Kutipan Teks:
============================================================
BALI, HUMAS MKRI – Sejak awal pembentukan UUD 1945, para pendiri negara memiliki pandangan yang sama mengenai perlindungan hak sosial dan ekonomi. Gagasan perlindungan terhadap hak-hak tersebut tercantum dalam sila keempat Pancasila yang berbunyi “Keadilan sosial bagi seluruh rakyat Indonesia”. Selain itu, gagasan tersebut terdapat dalam Pembukaan UUD 1945 sebagai tujuan negara, yaitu “memajukan kesejahteraan umum” dan “mencerdaskan kehidupan bangsa”. Prinsip dan tujuan negara tersebut dijabarkan dalam Pasal 27, 31, 33, dan 34 UUD 1945.
Demikian papar Komisioner Komisi Yudisial Prof. Dr. Aidil Fitriciada Azhari dalam sesi ketiga kursus singkat internasional yang diadakan Mahkamah Konstitusi Republik Indonesia (MKRI) pada Rabu (6/11/2019) di Nusa Dua, Bali didampingi moderator Yogi Djatnika. Kegiatan kursus singkat internasional ini merupakan bagian rangkaian acara “The 3rd Indonesian Constitutional Court International Symposium (ICCIS 2019)” yang diadakan Senin-Kamis (5-7/11/2019). Acara ini diisi dan dihadiri oleh para akademisi dan praktisi hukum konstitusi dari berbagai negara.
Akan tetapi, ungkapnya, prinsip keadilan sosial dan perlindungan hak sosial dan ekonomi seperti dalam maksud asli (original intent) para pendiri bangsa, yang seharusnya menjadi struktur dasar konstitusi atau hal-hal dalam konstitusi yang tidak dapat diubah, pada akhirnya terlupakan. Hal ini ditunjukkkan dengan amendemen konstitusi 1999-2002 yang lebih tertuju pada struktur politis atau pemerintahan daripada aspek sosial ekonomi. Dalam empat amendemen UUD 1945, hanya terdapat satu struktur dasar (basic structure) konstitusi, yaitu bahwa bahwa bentuk Negara Kesatuan Republik Indonesia (NKRI) tidak dapat diubah.
============================================================
Baris yang Disediakan:
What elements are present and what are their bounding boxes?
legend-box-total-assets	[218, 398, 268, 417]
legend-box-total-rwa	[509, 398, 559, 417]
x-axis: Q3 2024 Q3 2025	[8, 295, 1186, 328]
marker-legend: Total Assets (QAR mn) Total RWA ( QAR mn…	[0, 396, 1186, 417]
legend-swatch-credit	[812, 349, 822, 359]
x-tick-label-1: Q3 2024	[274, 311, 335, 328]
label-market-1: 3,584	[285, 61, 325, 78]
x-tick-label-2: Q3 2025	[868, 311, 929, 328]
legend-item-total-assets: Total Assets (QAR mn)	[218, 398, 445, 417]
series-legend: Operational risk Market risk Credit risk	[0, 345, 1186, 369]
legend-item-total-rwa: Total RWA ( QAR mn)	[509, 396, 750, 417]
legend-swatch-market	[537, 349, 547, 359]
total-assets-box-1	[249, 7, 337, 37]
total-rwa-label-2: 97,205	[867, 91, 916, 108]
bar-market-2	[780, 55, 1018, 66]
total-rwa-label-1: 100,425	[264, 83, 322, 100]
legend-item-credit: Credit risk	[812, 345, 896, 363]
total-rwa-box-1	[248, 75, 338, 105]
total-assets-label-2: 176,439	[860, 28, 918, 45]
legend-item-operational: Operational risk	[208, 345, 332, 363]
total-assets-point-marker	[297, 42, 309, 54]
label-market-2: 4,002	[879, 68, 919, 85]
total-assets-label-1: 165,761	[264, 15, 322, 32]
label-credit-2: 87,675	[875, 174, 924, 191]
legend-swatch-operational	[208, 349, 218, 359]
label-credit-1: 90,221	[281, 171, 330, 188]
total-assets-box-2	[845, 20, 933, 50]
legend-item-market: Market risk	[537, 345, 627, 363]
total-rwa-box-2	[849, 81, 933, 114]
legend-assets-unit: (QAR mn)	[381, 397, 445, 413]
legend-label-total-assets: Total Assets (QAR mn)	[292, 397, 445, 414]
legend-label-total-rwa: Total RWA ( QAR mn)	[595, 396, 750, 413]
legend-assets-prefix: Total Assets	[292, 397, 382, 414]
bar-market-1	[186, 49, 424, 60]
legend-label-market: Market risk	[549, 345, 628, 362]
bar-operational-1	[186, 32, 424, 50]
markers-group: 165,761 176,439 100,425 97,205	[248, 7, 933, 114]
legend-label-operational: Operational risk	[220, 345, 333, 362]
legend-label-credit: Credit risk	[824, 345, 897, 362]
============================================================
Bagian Latihan:
#1 Salin dari kutipan tentang hak sosial dan ekonomi itu bagian antara "Demikian papar Komisioner" dan "dari berbagai negara.", termasuk kedua ujungnya, tanpa mengubah apa pun.
#2 Sebutkan semua pasal UUD 1945 yang disebut dalam kutipan tentang hak sosial dan ekonomi.

Hasil Latihan:
#1
Demikian papar Komisioner Komisi Yudisial Prof. Dr. Aidil Fitriciada Azhari dalam sesi ketiga kursus singkat internasional yang diadakan Mahkamah Konstitusi Republik Indonesia (MKRI) pada Rabu (6/11/2019) di Nusa Dua, Bali didampingi moderator Yogi Djatnika. Kegiatan kursus singkat internasional ini merupakan bagian rangkaian acara “The 3rd Indonesian Constitutional Court International Symposium (ICCIS 2019)” yang diadakan Senin-Kamis (5-7/11/2019). Acara ini diisi dan dihadiri oleh para akademisi dan praktisi hukum konstitusi dari berbagai negara.

#2 Pasal 27, Pasal 31, Pasal 33, dan Pasal 34